#### [SOURCE DOCUMENT]
The sorting control circuit 182-1 is connected to control a collector select circuit 208-1 so as to select device circuits 200-1 and 210-1. Furthermore, the collector select circuit 208-1 selects the count of either one of the counters 188-1 and 192-1 through a gate circuit 210-1 to apply the content of the selected counter to a comparator 212-1 which compares the count of the counter 176-1 (the number of normal notes conveyed through the normal note conveying passageway) with the count of counter 188-1 or 192-1 (the number of the normal notes collected in the normal note collector). Where the counts do not coincide with each other, a noncoincidence display device 214-1 is operated, thereby locking the apparatus. The count of the selected counter 188-1 or 192-1 is stored in a memory device 216-1. In the same manner, the number of the damaged notes collected in the damaged note collector is processed by a circuit shown in FIG. 2D in which elements corresponding to those shown in FIG. 2C are designated by the same reference characters. More particularly, the number of signals from the note detector 83 in the damaged note conveying passageway 26 is counted by a counter 176-2 so as to effect switching between the first damaged note collector 44 and the second damaged note collector 46 caused by the sorting device 48. The detectors 86 and 87 of the damaged note collectors are connected to detection circuit 186-2 and 190-2 respectively. The outputs of these circuits are counted by counters 188-2 and 192-2 respectively to control the drive of the first and second damaged note collectors 44 and 46 respectively.
As above described, with the apparatus of this invention, it is possible to judge whether the number of the notes actually supplied to the feed section 10 is larger or smaller than a prescribed number of subtracting the number of the normal and damaged notes from the number of the notes to be supplied to the apparatus by the operation of the arithmetic operation circuit 152 so as to presume the number of improper notes and then comparing the number of improper notes actually counted by the operator with the presumed number.
In respective of such abnormal conditions as jamming, location error or not collation of the counts, etc, the arithmetic operation circuit 152 shown in FIG. 2A can operate the number of improper notes assumed to be collected by the improper note collector 70 without removing all notes from the normal and damaged note collectors and then supply them again. More particularly, as shown in FIG. 4, the arithmetic operation circuit 152 shown in FIG. 2A is supplied with signals from another counters. Component elements shown in FIG. 4 and corresponding to those shown in FIGS. 2A through 2D are designated by the same reference characters for the sake of simplicity. When an abnormal condition occurs, an abnormal condition memory circuit 218 that memorizes this condition, and the note detection circuit 130 at the feed section 10 supply a control signal to an arithmetic operation control circuit 220 for controlling the arithmetic operation circuit 152. More particularly, the number of notes Q which should be entered into the improper note collector 70 under normal state is given by the following equation
Q=H-G1 (G2)

#### [WHAT YOU NEED TO DO]
1/ Please repeat the note-sorting passage word for word, starting with "As above described, with" and going on through "the presumed number.".
2/ Carry the note-sorting passage forward from the point where it stops.

#### [RAW DATA]
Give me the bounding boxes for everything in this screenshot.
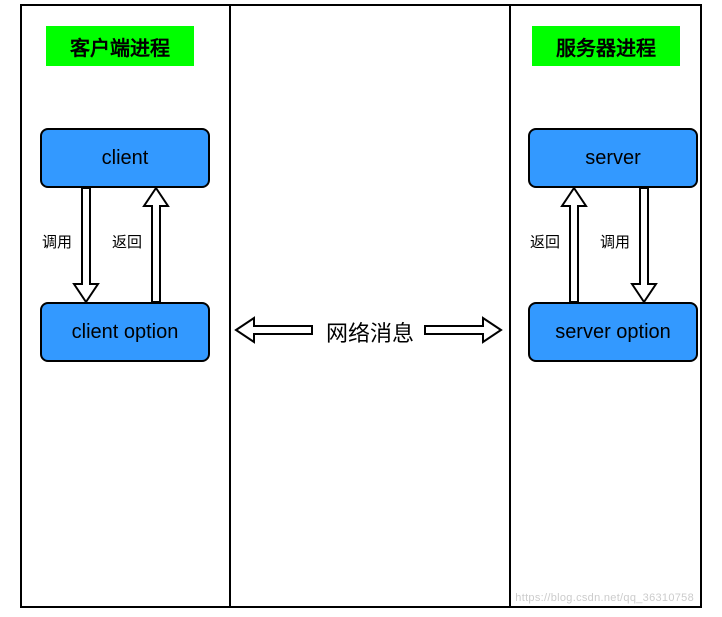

#### [ANSWERS BY TASK]
1/
As above described, with the apparatus of this invention, it is possible to judge whether the number of the notes actually supplied to the feed section 10 is larger or smaller than a prescribed number of subtracting the number of the normal and damaged notes from the number of the notes to be supplied to the apparatus by the operation of the arithmetic operation circuit 152 so as to presume the number of improper notes and then comparing the number of improper notes actually counted by the operator with the presumed number.

2/
where
H: the number of the notes which should have been fed
G1 (G2): count of counter 106(108)
In a case where an abnormal condition occurs so that a certain number of the notes are returned to the return note box 72, the result of arithmetic operation Q' would be obtained by calculating the number of notes including such returned number. Abnormal conditions may be classified as follows.
(1) A case wherein an abnormal condition occurs while a single batch alone is being conveyed.
In this case,
Q'=H-G+RA+RU-PA-PU
where
G: G1 +G2
RA: the content of memory device 216-1
RU: the content of memory device 216-2
PA: the count of counter 204-1
PU: the count of counter 204-2
(2) A case wherein an abnormal condition occurs while the nth and (n+1)th batches are being conveyed.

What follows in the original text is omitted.